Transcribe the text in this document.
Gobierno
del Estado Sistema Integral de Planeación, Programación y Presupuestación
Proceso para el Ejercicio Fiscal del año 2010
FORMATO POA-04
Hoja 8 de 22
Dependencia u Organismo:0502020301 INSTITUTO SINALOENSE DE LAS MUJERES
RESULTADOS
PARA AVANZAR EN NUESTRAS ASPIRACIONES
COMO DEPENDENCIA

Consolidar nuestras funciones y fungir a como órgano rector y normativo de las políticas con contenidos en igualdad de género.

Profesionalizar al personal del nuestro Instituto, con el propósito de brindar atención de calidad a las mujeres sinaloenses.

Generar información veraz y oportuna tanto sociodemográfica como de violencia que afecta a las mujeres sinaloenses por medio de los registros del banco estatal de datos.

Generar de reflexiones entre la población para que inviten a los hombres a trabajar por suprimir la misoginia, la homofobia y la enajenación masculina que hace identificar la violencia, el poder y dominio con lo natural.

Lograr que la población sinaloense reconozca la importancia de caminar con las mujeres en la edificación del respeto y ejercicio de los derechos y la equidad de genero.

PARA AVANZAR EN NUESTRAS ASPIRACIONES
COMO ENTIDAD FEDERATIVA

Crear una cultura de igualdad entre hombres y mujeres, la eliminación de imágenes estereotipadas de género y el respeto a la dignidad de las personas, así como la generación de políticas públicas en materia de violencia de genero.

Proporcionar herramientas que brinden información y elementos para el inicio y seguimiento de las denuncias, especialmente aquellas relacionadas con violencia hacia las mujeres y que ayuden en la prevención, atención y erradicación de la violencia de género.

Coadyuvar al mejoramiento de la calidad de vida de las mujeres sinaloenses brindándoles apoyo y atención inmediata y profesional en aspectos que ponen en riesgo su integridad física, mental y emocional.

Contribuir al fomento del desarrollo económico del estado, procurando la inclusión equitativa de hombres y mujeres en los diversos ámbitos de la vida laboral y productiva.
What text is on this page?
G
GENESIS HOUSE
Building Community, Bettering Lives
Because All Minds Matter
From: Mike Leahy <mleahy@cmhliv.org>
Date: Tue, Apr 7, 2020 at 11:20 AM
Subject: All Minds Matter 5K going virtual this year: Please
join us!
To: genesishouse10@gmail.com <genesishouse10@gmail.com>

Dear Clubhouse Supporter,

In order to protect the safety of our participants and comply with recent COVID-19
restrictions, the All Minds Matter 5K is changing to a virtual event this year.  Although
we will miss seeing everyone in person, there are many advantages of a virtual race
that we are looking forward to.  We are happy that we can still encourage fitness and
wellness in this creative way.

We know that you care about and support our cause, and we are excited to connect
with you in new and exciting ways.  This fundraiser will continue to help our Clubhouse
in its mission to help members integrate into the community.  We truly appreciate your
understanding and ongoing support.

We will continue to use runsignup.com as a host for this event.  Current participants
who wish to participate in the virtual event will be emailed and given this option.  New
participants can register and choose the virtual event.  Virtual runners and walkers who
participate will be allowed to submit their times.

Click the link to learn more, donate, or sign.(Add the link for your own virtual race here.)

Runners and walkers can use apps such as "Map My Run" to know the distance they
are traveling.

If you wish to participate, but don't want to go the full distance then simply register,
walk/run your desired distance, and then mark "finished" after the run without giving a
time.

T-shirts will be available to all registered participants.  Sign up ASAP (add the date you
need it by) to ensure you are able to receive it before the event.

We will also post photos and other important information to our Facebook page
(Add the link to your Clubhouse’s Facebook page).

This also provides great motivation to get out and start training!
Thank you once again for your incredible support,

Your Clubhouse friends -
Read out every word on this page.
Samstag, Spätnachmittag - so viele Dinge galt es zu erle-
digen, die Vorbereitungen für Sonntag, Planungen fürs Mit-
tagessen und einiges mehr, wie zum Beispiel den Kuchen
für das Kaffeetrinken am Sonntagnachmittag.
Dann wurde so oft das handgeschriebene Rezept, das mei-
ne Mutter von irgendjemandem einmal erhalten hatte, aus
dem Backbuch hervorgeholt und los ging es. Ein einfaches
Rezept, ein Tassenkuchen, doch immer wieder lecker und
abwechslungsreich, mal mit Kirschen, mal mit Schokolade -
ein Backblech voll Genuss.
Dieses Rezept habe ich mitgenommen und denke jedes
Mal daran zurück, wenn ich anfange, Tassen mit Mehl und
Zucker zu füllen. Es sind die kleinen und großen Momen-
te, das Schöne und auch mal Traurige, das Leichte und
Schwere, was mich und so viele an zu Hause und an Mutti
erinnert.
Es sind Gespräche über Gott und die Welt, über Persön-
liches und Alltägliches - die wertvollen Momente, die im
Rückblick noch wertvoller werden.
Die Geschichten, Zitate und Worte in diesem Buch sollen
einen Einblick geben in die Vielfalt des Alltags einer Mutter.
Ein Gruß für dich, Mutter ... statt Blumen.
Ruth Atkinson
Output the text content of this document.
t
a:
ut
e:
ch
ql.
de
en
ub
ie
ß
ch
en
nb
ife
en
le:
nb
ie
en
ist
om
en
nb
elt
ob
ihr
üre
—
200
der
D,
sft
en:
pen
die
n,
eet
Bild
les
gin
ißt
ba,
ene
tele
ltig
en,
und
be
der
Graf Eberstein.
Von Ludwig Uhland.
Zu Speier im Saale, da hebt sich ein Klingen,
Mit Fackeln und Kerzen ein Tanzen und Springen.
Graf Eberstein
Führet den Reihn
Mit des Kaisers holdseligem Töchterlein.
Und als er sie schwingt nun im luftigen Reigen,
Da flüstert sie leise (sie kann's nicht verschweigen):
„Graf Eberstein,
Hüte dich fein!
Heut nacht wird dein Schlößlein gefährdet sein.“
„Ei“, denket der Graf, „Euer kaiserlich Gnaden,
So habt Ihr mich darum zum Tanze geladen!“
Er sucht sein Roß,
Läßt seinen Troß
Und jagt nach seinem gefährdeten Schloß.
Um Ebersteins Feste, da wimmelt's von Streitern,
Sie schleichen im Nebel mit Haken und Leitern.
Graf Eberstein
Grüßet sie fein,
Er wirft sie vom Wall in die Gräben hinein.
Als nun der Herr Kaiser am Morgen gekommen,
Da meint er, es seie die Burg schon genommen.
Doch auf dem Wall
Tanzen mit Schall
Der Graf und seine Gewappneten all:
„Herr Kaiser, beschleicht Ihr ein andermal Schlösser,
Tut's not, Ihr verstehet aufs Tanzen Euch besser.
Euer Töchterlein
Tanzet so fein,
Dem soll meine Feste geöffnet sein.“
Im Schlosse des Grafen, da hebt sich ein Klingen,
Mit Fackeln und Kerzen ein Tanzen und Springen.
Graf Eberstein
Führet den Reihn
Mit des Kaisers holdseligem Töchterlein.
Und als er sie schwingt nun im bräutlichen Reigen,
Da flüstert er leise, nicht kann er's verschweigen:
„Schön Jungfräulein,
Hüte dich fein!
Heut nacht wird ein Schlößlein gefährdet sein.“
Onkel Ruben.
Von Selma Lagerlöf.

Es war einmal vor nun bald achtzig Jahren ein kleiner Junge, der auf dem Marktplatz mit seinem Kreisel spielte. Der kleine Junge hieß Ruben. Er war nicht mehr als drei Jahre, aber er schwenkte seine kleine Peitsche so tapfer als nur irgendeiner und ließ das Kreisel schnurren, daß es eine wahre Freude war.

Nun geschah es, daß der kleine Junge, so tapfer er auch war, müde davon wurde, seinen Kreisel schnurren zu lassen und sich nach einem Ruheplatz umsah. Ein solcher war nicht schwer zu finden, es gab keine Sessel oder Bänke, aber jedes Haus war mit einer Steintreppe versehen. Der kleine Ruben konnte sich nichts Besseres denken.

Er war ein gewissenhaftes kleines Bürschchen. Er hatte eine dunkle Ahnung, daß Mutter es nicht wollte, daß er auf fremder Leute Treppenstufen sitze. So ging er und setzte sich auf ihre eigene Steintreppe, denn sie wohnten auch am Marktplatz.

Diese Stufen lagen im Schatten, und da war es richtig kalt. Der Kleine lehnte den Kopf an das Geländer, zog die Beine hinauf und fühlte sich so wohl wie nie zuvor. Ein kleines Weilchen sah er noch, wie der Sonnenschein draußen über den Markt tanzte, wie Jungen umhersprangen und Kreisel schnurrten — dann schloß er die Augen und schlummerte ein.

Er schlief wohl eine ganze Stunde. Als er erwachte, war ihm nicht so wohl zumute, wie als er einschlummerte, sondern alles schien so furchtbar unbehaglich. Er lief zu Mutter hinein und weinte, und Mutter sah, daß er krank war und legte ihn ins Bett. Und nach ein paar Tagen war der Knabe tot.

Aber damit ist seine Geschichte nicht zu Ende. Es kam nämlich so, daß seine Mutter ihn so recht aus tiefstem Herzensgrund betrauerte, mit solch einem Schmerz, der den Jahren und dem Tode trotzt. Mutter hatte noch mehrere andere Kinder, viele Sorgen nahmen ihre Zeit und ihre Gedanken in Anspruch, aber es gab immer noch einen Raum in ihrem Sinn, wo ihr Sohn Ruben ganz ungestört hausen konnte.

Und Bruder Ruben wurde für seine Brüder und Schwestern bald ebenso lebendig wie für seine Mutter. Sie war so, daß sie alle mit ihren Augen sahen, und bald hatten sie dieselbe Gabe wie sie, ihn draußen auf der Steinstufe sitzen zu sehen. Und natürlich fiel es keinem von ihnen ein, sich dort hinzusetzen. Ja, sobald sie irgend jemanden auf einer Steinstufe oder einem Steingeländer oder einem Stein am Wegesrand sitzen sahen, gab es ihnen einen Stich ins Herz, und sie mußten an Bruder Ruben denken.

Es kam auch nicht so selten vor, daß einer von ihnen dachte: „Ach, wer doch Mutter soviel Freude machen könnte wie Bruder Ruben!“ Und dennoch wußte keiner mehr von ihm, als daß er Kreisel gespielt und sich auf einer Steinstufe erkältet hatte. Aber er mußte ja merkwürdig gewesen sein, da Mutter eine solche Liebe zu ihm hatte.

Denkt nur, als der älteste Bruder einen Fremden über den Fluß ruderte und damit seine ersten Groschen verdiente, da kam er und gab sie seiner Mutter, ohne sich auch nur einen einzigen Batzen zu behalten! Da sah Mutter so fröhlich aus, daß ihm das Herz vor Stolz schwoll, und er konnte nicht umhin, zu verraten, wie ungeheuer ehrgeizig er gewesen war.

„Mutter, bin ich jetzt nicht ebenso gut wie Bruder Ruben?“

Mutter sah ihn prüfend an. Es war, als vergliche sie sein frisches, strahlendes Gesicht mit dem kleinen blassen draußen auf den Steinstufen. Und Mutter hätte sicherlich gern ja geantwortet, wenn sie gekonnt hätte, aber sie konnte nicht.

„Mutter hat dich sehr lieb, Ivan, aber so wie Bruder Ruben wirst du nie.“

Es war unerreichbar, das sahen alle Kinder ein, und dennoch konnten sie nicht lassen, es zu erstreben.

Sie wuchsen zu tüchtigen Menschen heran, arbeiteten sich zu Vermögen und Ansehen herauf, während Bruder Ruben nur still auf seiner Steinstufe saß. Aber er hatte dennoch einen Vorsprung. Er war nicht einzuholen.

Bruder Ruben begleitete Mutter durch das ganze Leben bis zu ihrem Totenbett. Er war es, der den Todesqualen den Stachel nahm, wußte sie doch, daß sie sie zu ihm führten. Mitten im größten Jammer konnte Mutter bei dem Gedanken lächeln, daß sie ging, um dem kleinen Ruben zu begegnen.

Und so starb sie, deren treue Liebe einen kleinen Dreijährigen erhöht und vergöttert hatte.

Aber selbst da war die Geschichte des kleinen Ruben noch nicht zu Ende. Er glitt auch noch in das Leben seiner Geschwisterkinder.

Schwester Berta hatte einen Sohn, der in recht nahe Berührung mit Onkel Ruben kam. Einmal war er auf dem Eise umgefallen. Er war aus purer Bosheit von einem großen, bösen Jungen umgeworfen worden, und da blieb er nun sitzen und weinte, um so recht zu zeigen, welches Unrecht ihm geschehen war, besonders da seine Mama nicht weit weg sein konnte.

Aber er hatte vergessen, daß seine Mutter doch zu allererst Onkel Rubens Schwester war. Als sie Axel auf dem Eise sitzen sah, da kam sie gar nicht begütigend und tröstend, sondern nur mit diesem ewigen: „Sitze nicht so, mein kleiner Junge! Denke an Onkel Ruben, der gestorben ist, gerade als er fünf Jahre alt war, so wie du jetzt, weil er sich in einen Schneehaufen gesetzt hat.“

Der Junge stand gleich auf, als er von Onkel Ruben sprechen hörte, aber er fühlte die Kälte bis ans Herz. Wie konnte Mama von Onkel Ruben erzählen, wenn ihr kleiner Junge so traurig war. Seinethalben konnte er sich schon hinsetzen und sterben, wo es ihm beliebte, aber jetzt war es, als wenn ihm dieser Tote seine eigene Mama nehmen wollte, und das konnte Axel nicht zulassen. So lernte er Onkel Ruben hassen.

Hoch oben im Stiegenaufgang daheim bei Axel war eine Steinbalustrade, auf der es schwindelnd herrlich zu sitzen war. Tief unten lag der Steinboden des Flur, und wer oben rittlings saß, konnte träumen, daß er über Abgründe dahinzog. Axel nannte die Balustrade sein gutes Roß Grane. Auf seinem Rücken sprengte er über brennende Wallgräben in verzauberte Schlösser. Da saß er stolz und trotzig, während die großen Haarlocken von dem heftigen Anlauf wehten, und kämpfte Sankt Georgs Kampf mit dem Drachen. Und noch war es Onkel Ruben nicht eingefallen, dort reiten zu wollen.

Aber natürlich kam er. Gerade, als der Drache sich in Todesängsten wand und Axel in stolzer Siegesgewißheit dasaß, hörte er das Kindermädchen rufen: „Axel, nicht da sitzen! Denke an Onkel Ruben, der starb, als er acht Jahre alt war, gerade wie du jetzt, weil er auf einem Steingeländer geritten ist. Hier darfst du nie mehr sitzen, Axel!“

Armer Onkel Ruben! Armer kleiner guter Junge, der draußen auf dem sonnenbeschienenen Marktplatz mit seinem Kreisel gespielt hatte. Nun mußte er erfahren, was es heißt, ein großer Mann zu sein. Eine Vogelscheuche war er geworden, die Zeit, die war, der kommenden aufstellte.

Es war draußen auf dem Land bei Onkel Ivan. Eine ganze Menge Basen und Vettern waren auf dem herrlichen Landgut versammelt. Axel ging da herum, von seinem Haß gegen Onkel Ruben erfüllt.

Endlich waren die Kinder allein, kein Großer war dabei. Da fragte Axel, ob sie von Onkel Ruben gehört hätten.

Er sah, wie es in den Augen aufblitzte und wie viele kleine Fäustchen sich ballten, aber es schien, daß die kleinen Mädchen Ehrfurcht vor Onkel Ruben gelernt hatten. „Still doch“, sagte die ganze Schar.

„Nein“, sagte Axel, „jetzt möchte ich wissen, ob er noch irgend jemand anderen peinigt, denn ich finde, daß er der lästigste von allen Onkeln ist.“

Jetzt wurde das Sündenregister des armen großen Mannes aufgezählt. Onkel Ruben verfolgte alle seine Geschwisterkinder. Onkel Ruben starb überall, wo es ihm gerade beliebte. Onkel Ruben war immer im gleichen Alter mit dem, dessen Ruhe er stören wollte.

## Work request
What lines of the material above contain "waren"? Return each of them.

## Response box
Es war draußen auf dem Land bei Onkel Ivan. Eine ganze Menge Basen und Vettern waren auf dem herrlichen Landgut versammelt. Axel ging da herum, von seinem Haß gegen Onkel Ruben erfüllt.
Endlich waren die Kinder allein, kein Großer war dabei. Da fragte Axel, ob sie von Onkel Ruben gehört hätten.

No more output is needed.